- **JOB**
Tally the lines that include the word "heatmap" and reply with nothing but the total.

---------- MATERIAL ----------

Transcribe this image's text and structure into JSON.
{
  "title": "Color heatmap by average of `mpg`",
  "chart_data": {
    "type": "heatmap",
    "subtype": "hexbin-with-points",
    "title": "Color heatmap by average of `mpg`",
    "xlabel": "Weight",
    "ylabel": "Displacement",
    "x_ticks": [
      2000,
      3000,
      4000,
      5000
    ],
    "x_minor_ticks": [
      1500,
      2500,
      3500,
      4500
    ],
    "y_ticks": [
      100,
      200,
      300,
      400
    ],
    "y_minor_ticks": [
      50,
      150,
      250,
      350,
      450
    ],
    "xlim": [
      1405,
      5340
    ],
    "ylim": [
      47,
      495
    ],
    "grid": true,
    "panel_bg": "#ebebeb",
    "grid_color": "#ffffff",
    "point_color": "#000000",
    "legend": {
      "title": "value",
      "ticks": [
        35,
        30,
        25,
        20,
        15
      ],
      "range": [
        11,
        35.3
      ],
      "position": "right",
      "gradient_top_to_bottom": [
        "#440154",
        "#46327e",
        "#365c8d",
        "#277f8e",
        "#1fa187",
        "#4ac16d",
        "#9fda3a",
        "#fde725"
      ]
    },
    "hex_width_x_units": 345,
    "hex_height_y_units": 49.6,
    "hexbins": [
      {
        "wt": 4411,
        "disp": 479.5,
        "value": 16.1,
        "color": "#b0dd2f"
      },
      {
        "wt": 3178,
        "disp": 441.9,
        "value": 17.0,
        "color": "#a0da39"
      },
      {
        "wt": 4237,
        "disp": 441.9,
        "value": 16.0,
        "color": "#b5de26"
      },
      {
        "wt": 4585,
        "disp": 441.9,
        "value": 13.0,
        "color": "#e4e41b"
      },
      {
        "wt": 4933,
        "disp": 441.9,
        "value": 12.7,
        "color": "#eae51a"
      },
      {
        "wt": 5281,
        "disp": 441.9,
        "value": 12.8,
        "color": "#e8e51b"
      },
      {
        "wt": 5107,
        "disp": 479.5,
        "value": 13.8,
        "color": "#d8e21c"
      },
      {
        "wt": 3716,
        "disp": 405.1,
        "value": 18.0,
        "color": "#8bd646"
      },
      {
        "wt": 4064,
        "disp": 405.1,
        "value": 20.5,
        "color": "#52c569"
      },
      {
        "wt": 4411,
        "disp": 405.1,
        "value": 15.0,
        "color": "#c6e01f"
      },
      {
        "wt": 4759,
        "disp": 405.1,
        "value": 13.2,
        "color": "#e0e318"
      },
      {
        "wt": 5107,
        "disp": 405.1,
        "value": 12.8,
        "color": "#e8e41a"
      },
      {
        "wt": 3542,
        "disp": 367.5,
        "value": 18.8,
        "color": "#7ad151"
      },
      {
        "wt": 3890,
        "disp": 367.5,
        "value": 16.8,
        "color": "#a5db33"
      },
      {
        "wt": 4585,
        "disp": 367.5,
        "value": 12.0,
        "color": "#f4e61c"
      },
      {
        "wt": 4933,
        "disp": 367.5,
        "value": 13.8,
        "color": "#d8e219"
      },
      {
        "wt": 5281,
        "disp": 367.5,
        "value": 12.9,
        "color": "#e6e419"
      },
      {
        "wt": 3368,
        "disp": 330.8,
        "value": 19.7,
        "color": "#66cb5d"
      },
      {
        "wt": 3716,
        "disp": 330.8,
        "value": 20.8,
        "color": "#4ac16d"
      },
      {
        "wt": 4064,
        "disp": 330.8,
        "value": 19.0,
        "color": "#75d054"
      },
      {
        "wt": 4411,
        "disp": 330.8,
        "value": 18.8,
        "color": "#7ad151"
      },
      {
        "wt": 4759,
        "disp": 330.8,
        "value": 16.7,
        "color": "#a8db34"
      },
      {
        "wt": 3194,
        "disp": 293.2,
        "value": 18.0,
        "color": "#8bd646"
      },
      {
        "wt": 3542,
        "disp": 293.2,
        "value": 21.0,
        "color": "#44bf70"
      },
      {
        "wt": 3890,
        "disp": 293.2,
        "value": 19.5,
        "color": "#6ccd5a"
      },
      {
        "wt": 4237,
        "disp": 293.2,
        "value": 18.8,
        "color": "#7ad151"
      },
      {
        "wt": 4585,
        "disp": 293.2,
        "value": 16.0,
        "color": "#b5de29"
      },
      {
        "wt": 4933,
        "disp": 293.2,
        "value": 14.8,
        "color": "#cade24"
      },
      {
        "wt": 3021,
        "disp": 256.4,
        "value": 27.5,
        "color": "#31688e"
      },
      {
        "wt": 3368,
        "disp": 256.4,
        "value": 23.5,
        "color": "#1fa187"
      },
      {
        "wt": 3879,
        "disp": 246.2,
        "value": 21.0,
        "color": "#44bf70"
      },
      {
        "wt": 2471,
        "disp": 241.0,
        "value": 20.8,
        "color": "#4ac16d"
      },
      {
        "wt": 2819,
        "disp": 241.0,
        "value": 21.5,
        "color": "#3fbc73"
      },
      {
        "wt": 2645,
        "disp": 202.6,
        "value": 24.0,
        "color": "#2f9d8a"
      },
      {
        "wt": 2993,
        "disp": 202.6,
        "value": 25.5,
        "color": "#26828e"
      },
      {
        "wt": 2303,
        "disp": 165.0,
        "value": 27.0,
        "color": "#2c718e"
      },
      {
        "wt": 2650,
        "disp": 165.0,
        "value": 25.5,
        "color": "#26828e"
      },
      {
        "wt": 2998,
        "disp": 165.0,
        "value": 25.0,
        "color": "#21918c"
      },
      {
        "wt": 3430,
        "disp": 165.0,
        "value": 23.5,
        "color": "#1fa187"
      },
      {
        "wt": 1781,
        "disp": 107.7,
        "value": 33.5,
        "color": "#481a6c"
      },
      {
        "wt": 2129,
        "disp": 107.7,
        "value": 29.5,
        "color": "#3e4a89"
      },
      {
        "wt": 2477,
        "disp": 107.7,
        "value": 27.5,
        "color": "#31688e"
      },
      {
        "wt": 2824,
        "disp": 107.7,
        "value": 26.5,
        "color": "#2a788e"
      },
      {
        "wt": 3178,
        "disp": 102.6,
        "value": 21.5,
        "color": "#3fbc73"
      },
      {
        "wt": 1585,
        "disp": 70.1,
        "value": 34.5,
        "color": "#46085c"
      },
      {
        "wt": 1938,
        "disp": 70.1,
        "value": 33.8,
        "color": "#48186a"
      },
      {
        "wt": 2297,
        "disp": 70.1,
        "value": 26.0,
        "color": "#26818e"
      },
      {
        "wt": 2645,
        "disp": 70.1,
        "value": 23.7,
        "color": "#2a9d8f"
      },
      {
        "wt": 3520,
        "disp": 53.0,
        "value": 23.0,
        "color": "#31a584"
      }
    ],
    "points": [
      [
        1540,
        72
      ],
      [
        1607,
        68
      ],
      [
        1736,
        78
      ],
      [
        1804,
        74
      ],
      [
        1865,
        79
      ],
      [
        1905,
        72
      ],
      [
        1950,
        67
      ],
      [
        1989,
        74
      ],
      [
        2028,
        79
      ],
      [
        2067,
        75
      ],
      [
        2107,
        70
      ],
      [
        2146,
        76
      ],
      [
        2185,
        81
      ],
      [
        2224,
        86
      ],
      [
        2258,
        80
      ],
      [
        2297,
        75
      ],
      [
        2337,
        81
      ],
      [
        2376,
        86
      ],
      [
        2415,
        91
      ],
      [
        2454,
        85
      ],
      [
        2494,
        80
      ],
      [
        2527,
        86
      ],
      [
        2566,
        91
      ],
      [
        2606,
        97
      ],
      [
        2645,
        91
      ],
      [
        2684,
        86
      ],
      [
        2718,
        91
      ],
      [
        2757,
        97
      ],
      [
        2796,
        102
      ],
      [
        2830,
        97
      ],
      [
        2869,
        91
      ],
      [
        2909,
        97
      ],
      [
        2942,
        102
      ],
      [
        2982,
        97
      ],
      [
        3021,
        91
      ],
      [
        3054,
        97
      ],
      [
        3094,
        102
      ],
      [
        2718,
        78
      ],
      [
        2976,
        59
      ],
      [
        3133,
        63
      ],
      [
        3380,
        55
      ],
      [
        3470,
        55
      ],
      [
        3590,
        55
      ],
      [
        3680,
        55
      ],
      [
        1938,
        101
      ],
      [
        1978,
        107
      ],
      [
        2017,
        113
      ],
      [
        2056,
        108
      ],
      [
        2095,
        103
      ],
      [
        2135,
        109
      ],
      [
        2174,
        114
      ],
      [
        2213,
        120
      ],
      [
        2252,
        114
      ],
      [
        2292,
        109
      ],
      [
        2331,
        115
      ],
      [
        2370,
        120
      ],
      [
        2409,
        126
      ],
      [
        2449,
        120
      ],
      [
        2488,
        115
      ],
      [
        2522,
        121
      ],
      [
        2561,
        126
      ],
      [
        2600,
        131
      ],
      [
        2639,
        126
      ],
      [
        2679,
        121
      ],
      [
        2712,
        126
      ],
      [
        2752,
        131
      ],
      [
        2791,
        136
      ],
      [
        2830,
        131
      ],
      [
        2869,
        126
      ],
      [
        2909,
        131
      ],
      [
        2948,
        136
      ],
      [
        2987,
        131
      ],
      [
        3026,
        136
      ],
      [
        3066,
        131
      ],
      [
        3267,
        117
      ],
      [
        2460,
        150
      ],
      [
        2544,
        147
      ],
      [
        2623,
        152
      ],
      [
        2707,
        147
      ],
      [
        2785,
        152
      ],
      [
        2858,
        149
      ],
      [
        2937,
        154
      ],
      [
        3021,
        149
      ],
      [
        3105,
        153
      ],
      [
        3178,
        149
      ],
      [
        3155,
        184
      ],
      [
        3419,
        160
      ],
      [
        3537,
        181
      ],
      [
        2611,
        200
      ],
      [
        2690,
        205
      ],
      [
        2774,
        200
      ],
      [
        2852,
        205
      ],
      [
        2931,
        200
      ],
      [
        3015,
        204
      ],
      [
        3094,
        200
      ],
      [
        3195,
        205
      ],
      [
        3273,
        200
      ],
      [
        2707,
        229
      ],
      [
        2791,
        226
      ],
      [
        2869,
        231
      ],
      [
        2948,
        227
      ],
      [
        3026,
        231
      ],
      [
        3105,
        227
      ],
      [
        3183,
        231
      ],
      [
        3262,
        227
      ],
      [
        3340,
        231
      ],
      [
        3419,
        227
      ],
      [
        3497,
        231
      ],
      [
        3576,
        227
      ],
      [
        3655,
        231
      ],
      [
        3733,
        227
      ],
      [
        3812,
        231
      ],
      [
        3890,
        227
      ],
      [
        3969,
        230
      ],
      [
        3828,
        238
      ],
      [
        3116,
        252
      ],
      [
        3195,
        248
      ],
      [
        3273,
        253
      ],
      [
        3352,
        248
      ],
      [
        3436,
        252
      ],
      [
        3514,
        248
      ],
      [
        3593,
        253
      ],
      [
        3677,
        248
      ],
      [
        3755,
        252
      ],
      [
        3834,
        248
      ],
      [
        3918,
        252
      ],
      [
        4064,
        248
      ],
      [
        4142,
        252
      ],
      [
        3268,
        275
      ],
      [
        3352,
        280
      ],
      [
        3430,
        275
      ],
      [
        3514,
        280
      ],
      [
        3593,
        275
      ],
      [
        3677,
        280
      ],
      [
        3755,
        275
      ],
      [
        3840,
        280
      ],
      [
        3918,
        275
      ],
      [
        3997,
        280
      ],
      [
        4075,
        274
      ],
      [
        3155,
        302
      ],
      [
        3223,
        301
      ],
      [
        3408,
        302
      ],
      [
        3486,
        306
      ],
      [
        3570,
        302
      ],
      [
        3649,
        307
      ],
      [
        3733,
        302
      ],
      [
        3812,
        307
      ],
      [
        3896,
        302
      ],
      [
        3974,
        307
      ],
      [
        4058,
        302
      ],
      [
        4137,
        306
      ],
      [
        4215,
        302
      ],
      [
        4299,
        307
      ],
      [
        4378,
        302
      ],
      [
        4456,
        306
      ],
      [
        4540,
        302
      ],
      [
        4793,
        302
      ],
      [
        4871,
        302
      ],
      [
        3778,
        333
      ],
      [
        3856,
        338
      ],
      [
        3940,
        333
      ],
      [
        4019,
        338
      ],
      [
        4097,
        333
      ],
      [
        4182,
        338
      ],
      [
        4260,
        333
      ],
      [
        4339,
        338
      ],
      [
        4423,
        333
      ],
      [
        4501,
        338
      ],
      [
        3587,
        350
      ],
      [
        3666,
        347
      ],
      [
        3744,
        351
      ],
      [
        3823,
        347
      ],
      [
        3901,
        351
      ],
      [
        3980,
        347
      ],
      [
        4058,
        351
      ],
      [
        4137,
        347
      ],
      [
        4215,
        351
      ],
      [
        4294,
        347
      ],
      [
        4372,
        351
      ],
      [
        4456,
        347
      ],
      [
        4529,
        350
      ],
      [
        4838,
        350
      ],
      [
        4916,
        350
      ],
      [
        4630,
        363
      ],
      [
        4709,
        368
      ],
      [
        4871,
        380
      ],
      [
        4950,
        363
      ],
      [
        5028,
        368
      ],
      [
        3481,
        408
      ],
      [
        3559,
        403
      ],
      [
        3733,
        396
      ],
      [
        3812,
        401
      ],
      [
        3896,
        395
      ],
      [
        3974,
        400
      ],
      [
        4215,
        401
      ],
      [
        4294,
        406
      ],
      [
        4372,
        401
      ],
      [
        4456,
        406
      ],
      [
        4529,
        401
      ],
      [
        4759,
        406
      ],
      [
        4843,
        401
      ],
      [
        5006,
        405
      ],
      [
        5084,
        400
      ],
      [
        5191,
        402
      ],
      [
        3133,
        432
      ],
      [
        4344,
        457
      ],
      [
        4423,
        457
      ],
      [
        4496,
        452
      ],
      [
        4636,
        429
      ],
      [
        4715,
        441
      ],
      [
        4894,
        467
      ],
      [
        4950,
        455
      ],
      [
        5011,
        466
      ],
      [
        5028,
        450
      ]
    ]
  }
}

----------

- **OUTPUT BELOW**
3